Data in this exercise =>
------------------------

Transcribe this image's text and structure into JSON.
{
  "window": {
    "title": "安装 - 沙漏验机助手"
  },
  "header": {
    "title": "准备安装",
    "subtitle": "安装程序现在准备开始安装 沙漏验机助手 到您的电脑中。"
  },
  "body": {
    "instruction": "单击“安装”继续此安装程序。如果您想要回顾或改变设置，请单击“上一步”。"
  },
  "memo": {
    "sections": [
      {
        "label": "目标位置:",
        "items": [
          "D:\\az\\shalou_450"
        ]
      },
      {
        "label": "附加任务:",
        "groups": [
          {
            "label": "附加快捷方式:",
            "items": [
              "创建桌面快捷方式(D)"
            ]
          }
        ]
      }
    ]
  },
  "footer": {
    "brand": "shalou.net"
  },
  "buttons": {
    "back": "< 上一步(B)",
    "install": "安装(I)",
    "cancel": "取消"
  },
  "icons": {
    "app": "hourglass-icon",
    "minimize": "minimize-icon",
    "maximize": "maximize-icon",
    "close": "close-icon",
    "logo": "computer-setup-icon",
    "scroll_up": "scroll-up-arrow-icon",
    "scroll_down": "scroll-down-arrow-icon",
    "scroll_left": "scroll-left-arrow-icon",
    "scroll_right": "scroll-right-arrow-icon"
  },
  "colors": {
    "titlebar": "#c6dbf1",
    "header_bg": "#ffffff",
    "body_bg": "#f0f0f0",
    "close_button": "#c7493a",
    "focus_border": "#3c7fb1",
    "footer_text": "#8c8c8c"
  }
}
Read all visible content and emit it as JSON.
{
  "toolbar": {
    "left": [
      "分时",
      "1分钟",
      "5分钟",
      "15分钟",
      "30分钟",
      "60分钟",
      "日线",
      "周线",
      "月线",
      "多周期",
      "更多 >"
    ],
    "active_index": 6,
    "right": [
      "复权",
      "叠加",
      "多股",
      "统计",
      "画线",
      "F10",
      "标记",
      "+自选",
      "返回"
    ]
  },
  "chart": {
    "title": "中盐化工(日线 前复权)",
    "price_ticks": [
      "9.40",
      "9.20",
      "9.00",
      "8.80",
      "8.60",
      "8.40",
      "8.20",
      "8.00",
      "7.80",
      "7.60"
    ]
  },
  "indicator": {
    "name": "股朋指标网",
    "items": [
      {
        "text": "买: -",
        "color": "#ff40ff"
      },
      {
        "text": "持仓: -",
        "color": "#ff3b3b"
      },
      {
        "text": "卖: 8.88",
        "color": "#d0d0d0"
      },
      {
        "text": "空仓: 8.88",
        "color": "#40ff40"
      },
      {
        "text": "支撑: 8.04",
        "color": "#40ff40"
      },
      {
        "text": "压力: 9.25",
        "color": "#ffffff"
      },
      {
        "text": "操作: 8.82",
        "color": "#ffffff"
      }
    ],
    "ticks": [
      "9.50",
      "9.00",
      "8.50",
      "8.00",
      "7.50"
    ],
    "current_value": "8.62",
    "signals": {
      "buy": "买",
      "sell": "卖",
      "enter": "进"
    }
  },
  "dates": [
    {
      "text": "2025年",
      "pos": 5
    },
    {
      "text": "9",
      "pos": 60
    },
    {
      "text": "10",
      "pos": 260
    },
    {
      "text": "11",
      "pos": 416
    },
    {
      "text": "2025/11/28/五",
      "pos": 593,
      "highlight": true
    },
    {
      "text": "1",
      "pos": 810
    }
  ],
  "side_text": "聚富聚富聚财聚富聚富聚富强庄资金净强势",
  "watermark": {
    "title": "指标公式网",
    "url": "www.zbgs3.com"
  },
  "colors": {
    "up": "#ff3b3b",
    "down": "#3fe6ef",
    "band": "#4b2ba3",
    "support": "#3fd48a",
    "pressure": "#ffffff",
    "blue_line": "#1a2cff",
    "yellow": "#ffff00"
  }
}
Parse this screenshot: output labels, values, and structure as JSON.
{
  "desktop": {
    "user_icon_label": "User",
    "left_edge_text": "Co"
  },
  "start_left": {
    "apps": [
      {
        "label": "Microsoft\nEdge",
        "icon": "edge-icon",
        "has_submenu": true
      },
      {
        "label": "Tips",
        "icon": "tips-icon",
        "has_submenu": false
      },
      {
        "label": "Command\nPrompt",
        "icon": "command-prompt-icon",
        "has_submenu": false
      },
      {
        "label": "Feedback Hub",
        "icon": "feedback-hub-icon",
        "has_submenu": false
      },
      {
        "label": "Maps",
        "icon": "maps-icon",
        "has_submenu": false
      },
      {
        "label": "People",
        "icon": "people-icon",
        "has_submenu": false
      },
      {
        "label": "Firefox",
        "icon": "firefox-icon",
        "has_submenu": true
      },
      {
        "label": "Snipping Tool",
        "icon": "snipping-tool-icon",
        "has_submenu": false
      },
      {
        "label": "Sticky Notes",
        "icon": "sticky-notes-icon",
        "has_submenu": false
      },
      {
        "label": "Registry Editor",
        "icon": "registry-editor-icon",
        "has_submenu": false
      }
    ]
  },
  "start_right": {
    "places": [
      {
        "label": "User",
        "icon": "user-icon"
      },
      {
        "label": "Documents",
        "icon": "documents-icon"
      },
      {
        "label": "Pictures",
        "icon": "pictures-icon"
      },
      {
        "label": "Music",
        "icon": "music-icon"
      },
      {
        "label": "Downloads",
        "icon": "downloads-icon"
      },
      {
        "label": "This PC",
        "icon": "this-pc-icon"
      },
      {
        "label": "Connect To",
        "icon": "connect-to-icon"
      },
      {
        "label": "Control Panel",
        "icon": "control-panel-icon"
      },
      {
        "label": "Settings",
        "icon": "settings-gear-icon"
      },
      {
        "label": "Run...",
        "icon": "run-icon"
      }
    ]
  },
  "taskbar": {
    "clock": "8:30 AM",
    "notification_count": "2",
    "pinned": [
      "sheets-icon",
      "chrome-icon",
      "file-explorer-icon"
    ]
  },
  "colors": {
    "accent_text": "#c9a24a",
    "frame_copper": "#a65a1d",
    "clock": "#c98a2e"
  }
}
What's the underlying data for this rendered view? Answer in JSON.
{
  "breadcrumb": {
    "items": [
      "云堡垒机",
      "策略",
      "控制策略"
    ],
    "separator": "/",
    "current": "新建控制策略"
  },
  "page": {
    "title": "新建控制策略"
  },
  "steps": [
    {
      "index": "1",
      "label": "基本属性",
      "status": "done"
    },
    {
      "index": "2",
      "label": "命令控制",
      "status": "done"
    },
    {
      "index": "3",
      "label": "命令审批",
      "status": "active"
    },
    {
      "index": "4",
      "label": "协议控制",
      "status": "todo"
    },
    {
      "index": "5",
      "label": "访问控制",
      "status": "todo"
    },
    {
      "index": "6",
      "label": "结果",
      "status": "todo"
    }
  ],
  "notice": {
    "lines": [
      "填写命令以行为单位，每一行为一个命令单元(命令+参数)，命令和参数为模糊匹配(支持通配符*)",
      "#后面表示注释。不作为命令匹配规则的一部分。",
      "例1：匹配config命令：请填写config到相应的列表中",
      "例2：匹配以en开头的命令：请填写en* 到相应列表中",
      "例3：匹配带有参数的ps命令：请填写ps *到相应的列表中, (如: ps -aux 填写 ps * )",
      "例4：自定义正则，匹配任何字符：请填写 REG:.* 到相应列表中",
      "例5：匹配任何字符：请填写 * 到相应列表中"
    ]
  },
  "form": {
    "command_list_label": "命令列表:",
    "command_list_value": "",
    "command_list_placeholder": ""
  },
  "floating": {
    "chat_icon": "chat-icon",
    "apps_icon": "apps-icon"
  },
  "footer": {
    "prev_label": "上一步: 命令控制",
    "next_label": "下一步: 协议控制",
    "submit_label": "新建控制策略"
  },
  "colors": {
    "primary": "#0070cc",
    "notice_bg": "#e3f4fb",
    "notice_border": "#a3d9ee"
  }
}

------------------------

Given request =>
Copy each record from above exactly, and include every line.

Task result =>
Transcribe this image's text and structure into JSON.
{
  "window": {
    "title": "安装 - 沙漏验机助手"
  },
  "header": {
    "title": "准备安装",
    "subtitle": "安装程序现在准备开始安装 沙漏验机助手 到您的电脑中。"
  },
  "body": {
    "instruction": "单击“安装”继续此安装程序。如果您想要回顾或改变设置，请单击“上一步”。"
  },
  "memo": {
    "sections": [
      {
        "label": "目标位置:",
        "items": [
          "D:\\az\\shalou_450"
        ]
      },
      {
        "label": "附加任务:",
        "groups": [
          {
            "label": "附加快捷方式:",
            "items": [
              "创建桌面快捷方式(D)"
            ]
          }
        ]
      }
    ]
  },
  "footer": {
    "brand": "shalou.net"
  },
  "buttons": {
    "back": "< 上一步(B)",
    "install": "安装(I)",
    "cancel": "取消"
  },
  "icons": {
    "app": "hourglass-icon",
    "minimize": "minimize-icon",
    "maximize": "maximize-icon",
    "close": "close-icon",
    "logo": "computer-setup-icon",
    "scroll_up": "scroll-up-arrow-icon",
    "scroll_down": "scroll-down-arrow-icon",
    "scroll_left": "scroll-left-arrow-icon",
    "scroll_right": "scroll-right-arrow-icon"
  },
  "colors": {
    "titlebar": "#c6dbf1",
    "header_bg": "#ffffff",
    "body_bg": "#f0f0f0",
    "close_button": "#c7493a",
    "focus_border": "#3c7fb1",
    "footer_text": "#8c8c8c"
  }
}
Read all visible content and emit it as JSON.
{
  "toolbar": {
    "left": [
      "分时",
      "1分钟",
      "5分钟",
      "15分钟",
      "30分钟",
      "60分钟",
      "日线",
      "周线",
      "月线",
      "多周期",
      "更多 >"
    ],
    "active_index": 6,
    "right": [
      "复权",
      "叠加",
      "多股",
      "统计",
      "画线",
      "F10",
      "标记",
      "+自选",
      "返回"
    ]
  },
  "chart": {
    "title": "中盐化工(日线 前复权)",
    "price_ticks": [
      "9.40",
      "9.20",
      "9.00",
      "8.80",
      "8.60",
      "8.40",
      "8.20",
      "8.00",
      "7.80",
      "7.60"
    ]
  },
  "indicator": {
    "name": "股朋指标网",
    "items": [
      {
        "text": "买: -",
        "color": "#ff40ff"
      },
      {
        "text": "持仓: -",
        "color": "#ff3b3b"
      },
      {
        "text": "卖: 8.88",
        "color": "#d0d0d0"
      },
      {
        "text": "空仓: 8.88",
        "color": "#40ff40"
      },
      {
        "text": "支撑: 8.04",
        "color": "#40ff40"
      },
      {
        "text": "压力: 9.25",
        "color": "#ffffff"
      },
      {
        "text": "操作: 8.82",
        "color": "#ffffff"
      }
    ],
    "ticks": [
      "9.50",
      "9.00",
      "8.50",
      "8.00",
      "7.50"
    ],
    "current_value": "8.62",
    "signals": {
      "buy": "买",
      "sell": "卖",
      "enter": "进"
    }
  },
  "dates": [
    {
      "text": "2025年",
      "pos": 5
    },
    {
      "text": "9",
      "pos": 60
    },
    {
      "text": "10",
      "pos": 260
    },
    {
      "text": "11",
      "pos": 416
    },
    {
      "text": "2025/11/28/五",
      "pos": 593,
      "highlight": true
    },
    {
      "text": "1",
      "pos": 810
    }
  ],
  "side_text": "聚富聚富聚财聚富聚富聚富强庄资金净强势",
  "watermark": {
    "title": "指标公式网",
    "url": "www.zbgs3.com"
  },
  "colors": {
    "up": "#ff3b3b",
    "down": "#3fe6ef",
    "band": "#4b2ba3",
    "support": "#3fd48a",
    "pressure": "#ffffff",
    "blue_line": "#1a2cff",
    "yellow": "#ffff00"
  }
}
Parse this screenshot: output labels, values, and structure as JSON.
{
  "desktop": {
    "user_icon_label": "User",
    "left_edge_text": "Co"
  },
  "start_left": {
    "apps": [
      {
        "label": "Microsoft\nEdge",
        "icon": "edge-icon",
        "has_submenu": true
      },
      {
        "label": "Tips",
        "icon": "tips-icon",
        "has_submenu": false
      },
      {
        "label": "Command\nPrompt",
        "icon": "command-prompt-icon",
        "has_submenu": false
      },
      {
        "label": "Feedback Hub",
        "icon": "feedback-hub-icon",
        "has_submenu": false
      },
      {
        "label": "Maps",
        "icon": "maps-icon",
        "has_submenu": false
      },
      {
        "label": "People",
        "icon": "people-icon",
        "has_submenu": false
      },
      {
        "label": "Firefox",
        "icon": "firefox-icon",
        "has_submenu": true
      },
      {
        "label": "Snipping Tool",
        "icon": "snipping-tool-icon",
        "has_submenu": false
      },
      {
        "label": "Sticky Notes",
        "icon": "sticky-notes-icon",
        "has_submenu": false
      },
      {
        "label": "Registry Editor",
        "icon": "registry-editor-icon",
        "has_submenu": false
      }
    ]
  },
  "start_right": {
    "places": [
      {
        "label": "User",
        "icon": "user-icon"
      },
      {
        "label": "Documents",
        "icon": "documents-icon"
      },
      {
        "label": "Pictures",
        "icon": "pictures-icon"
      },
      {
        "label": "Music",
        "icon": "music-icon"
      },
      {
        "label": "Downloads",
        "icon": "downloads-icon"
      },
      {
        "label": "This PC",
        "icon": "this-pc-icon"
      },
      {
        "label": "Connect To",
        "icon": "connect-to-icon"
      },
      {
        "label": "Control Panel",
        "icon": "control-panel-icon"
      },
      {
        "label": "Settings",
        "icon": "settings-gear-icon"
      },
      {
        "label": "Run...",
        "icon": "run-icon"
      }
    ]
  },
  "taskbar": {
    "clock": "8:30 AM",
    "notification_count": "2",
    "pinned": [
      "sheets-icon",
      "chrome-icon",
      "file-explorer-icon"
    ]
  },
  "colors": {
    "accent_text": "#c9a24a",
    "frame_copper": "#a65a1d",
    "clock": "#c98a2e"
  }
}
What's the underlying data for this rendered view? Answer in JSON.
{
  "breadcrumb": {
    "items": [
      "云堡垒机",
      "策略",
      "控制策略"
    ],
    "separator": "/",
    "current": "新建控制策略"
  },
  "page": {
    "title": "新建控制策略"
  },
  "steps": [
    {
      "index": "1",
      "label": "基本属性",
      "status": "done"
    },
    {
      "index": "2",
      "label": "命令控制",
      "status": "done"
    },
    {
      "index": "3",
      "label": "命令审批",
      "status": "active"
    },
    {
      "index": "4",
      "label": "协议控制",
      "status": "todo"
    },
    {
      "index": "5",
      "label": "访问控制",
      "status": "todo"
    },
    {
      "index": "6",
      "label": "结果",
      "status": "todo"
    }
  ],
  "notice": {
    "lines": [
      "填写命令以行为单位，每一行为一个命令单元(命令+参数)，命令和参数为模糊匹配(支持通配符*)",
      "#后面表示注释。不作为命令匹配规则的一部分。",
      "例1：匹配config命令：请填写config到相应的列表中",
      "例2：匹配以en开头的命令：请填写en* 到相应列表中",
      "例3：匹配带有参数的ps命令：请填写ps *到相应的列表中, (如: ps -aux 填写 ps * )",
      "例4：自定义正则，匹配任何字符：请填写 REG:.* 到相应列表中",
      "例5：匹配任何字符：请填写 * 到相应列表中"
    ]
  },
  "form": {
    "command_list_label": "命令列表:",
    "command_list_value": "",
    "command_list_placeholder": ""
  },
  "floating": {
    "chat_icon": "chat-icon",
    "apps_icon": "apps-icon"
  },
  "footer": {
    "prev_label": "上一步: 命令控制",
    "next_label": "下一步: 协议控制",
    "submit_label": "新建控制策略"
  },
  "colors": {
    "primary": "#0070cc",
    "notice_bg": "#e3f4fb",
    "notice_border": "#a3d9ee"
  }
}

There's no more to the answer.